> _RAW RECORDS_:
----
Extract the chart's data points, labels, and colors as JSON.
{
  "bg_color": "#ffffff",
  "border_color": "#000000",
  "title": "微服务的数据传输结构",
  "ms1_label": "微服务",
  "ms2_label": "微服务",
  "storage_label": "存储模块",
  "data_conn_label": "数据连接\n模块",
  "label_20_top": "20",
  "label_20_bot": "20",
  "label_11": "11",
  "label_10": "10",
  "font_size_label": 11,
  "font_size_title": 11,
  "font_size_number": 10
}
----
> _WHAT IS EXPECTED_: Please output every record, keeping each line exact.

> _FULL OUTPUT_:
Extract the chart's data points, labels, and colors as JSON.
{
  "bg_color": "#ffffff",
  "border_color": "#000000",
  "title": "微服务的数据传输结构",
  "ms1_label": "微服务",
  "ms2_label": "微服务",
  "storage_label": "存储模块",
  "data_conn_label": "数据连接\n模块",
  "label_20_top": "20",
  "label_20_bot": "20",
  "label_11": "11",
  "label_10": "10",
  "font_size_label": 11,
  "font_size_title": 11,
  "font_size_number": 10
}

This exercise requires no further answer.